#### TRECHO DO TEXTO:
——————————

Democracia

O filósofo e professor da USP Renato Janine Ribeiro discute em "A Democracia", livro da coleção Folha Explica, o que é a democracia moderna e levanta a questão: ainda pode haver democracia? O primeiro capítulo do livro pode ser lido abaixo.

O Livro explica o que é a democracia moderna e como ela funciona.
A partir de um revisão histórica, o autor constrói um panorama de que regime é este em que vivemos, inspirado em antigos ideais gregos, organizado em um sistema representativo e que se destaca pela luta pelos direitos humanos. O volume faz par com "A República", do mesmo autor.

Renato Janine Ribeiro é professor titular de Ética e Filosofia Política na USP (Universidade de São Paulo) e foi professor visitante na Universidade de Columbia em Nova York, em 2003 e 2004. Atualmente, é diretor de avaliação da Capes. Já publicou oito livros, entre eles "A Marca do Leviatã" (Ateliê Editorial), "Ao Leitor sem Medo - Hobbes Escrevendo Contra o seu Tempo" (UFMG), "A Etiqueta no Antigo Regime" (Moderna) e "A Última Razão dos Reis - Ensaios de Filosofia e de Política" (Companhia das Letras).

——————————

#### INFORMAÇÕES FORNECIDAS:
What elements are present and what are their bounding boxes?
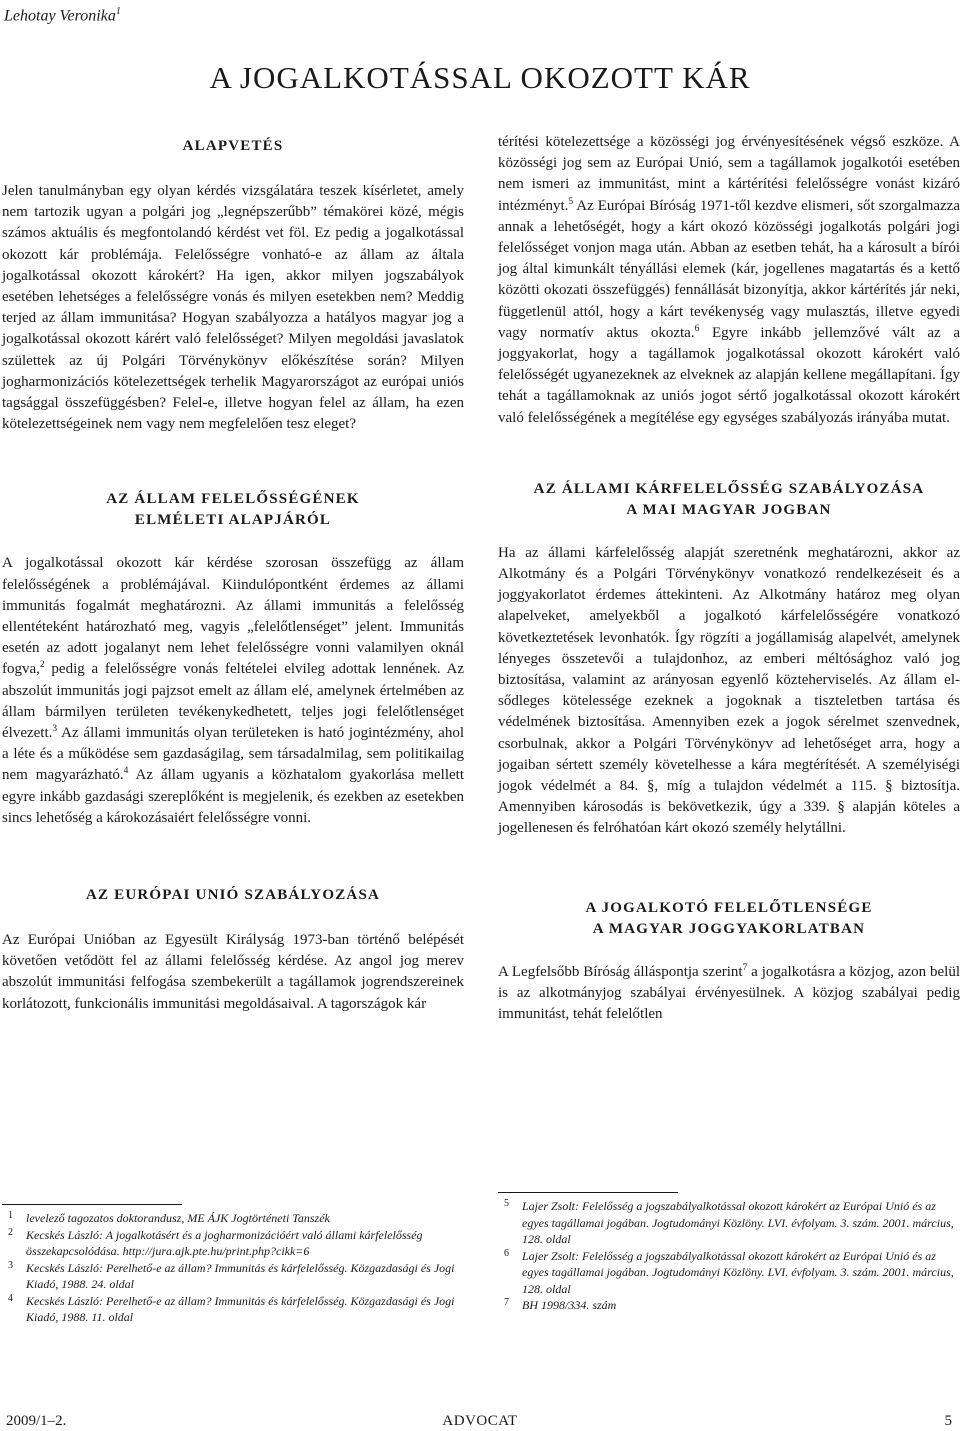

——————————

#### PROBLEMA BREVE:
Continue o texto sobre o livro "A Democracia" a partir da última frase apresentada.

#### RESPOSTA DA TAREFA:
1. A DEMOCRACIA DIRETA

A palavra democracia vem do grego (demos, povo; kratos, poder) e significa poder do povo. Não quer dizer governo pelo povo. Pode estar no governo uma só pessoa, ou um grupo, e ainda tratar-se de uma democracia --desde que o poder, em última análise, seja do povo. O fundamental é que o povo escolha o indivíduo ou grupo que governa, e que controle como ele governa.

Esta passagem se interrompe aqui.